• **WHAT YOU ARE ASKED TO DO**
Write out, precisely and in full, each line of the material.

— START OF ENTRIES SUPPLIED —

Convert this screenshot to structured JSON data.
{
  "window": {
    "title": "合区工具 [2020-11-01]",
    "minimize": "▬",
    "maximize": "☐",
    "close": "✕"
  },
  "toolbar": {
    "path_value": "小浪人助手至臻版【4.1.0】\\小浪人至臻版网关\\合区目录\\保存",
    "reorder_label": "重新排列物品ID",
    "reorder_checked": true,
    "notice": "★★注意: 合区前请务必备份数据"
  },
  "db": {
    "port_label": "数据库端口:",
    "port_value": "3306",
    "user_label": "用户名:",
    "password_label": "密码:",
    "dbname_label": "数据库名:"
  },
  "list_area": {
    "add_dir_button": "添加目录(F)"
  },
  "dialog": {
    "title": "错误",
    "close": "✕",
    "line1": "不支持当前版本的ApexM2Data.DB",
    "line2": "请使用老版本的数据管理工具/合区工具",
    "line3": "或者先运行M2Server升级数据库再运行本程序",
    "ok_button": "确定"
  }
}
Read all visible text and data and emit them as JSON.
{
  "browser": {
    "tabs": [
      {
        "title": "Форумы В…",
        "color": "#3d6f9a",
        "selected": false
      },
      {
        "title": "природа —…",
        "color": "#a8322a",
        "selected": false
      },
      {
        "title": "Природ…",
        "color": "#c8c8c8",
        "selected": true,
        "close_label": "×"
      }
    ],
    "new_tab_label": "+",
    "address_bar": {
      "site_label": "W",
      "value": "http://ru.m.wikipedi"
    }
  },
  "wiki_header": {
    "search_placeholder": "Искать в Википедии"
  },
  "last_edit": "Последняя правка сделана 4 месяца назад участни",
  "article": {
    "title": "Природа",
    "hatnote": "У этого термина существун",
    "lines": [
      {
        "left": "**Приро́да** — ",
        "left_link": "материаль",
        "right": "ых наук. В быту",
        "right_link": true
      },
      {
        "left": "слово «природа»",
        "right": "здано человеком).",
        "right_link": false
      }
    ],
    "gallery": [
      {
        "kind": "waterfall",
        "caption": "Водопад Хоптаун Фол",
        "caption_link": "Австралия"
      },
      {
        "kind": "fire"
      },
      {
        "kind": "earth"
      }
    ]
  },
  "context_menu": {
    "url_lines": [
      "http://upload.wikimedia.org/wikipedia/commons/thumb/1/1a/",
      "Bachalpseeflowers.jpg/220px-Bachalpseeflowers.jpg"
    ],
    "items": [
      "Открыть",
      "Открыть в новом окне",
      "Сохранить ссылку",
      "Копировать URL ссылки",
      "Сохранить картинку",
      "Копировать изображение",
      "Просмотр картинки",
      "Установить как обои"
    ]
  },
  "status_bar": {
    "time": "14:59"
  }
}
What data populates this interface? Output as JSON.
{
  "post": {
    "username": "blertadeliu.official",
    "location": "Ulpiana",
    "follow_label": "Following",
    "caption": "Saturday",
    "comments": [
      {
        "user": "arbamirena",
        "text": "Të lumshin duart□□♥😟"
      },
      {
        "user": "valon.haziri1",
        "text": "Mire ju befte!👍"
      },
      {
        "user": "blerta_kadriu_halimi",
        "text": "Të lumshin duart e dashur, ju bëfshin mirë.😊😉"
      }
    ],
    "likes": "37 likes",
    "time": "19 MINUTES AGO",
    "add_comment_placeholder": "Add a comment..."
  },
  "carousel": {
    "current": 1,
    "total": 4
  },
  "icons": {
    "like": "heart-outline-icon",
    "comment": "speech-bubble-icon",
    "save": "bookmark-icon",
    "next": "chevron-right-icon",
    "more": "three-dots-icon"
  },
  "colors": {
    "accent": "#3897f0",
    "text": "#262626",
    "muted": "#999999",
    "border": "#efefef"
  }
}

— END OF ENTRIES SUPPLIED —

• **EXERCISE RESULT**
Convert this screenshot to structured JSON data.
{
  "window": {
    "title": "合区工具 [2020-11-01]",
    "minimize": "▬",
    "maximize": "☐",
    "close": "✕"
  },
  "toolbar": {
    "path_value": "小浪人助手至臻版【4.1.0】\\小浪人至臻版网关\\合区目录\\保存",
    "reorder_label": "重新排列物品ID",
    "reorder_checked": true,
    "notice": "★★注意: 合区前请务必备份数据"
  },
  "db": {
    "port_label": "数据库端口:",
    "port_value": "3306",
    "user_label": "用户名:",
    "password_label": "密码:",
    "dbname_label": "数据库名:"
  },
  "list_area": {
    "add_dir_button": "添加目录(F)"
  },
  "dialog": {
    "title": "错误",
    "close": "✕",
    "line1": "不支持当前版本的ApexM2Data.DB",
    "line2": "请使用老版本的数据管理工具/合区工具",
    "line3": "或者先运行M2Server升级数据库再运行本程序",
    "ok_button": "确定"
  }
}
Read all visible text and data and emit them as JSON.
{
  "browser": {
    "tabs": [
      {
        "title": "Форумы В…",
        "color": "#3d6f9a",
        "selected": false
      },
      {
        "title": "природа —…",
        "color": "#a8322a",
        "selected": false
      },
      {
        "title": "Природ…",
        "color": "#c8c8c8",
        "selected": true,
        "close_label": "×"
      }
    ],
    "new_tab_label": "+",
    "address_bar": {
      "site_label": "W",
      "value": "http://ru.m.wikipedi"
    }
  },
  "wiki_header": {
    "search_placeholder": "Искать в Википедии"
  },
  "last_edit": "Последняя правка сделана 4 месяца назад участни",
  "article": {
    "title": "Природа",
    "hatnote": "У этого термина существун",
    "lines": [
      {
        "left": "**Приро́да** — ",
        "left_link": "материаль",
        "right": "ых наук. В быту",
        "right_link": true
      },
      {
        "left": "слово «природа»",
        "right": "здано человеком).",
        "right_link": false
      }
    ],
    "gallery": [
      {
        "kind": "waterfall",
        "caption": "Водопад Хоптаун Фол",
        "caption_link": "Австралия"
      },
      {
        "kind": "fire"
      },
      {
        "kind": "earth"
      }
    ]
  },
  "context_menu": {
    "url_lines": [
      "http://upload.wikimedia.org/wikipedia/commons/thumb/1/1a/",
      "Bachalpseeflowers.jpg/220px-Bachalpseeflowers.jpg"
    ],
    "items": [
      "Открыть",
      "Открыть в новом окне",
      "Сохранить ссылку",
      "Копировать URL ссылки",
      "Сохранить картинку",
      "Копировать изображение",
      "Просмотр картинки",
      "Установить как обои"
    ]
  },
  "status_bar": {
    "time": "14:59"
  }
}
What data populates this interface? Output as JSON.
{
  "post": {
    "username": "blertadeliu.official",
    "location": "Ulpiana",
    "follow_label": "Following",
    "caption": "Saturday",
    "comments": [
      {
        "user": "arbamirena",
        "text": "Të lumshin duart□□♥😟"
      },
      {
        "user": "valon.haziri1",
        "text": "Mire ju befte!👍"
      },
      {
        "user": "blerta_kadriu_halimi",
        "text": "Të lumshin duart e dashur, ju bëfshin mirë.😊😉"
      }
    ],
    "likes": "37 likes",
    "time": "19 MINUTES AGO",
    "add_comment_placeholder": "Add a comment..."
  },
  "carousel": {
    "current": 1,
    "total": 4
  },
  "icons": {
    "like": "heart-outline-icon",
    "comment": "speech-bubble-icon",
    "save": "bookmark-icon",
    "next": "chevron-right-icon",
    "more": "three-dots-icon"
  },
  "colors": {
    "accent": "#3897f0",
    "text": "#262626",
    "muted": "#999999",
    "border": "#efefef"
  }
}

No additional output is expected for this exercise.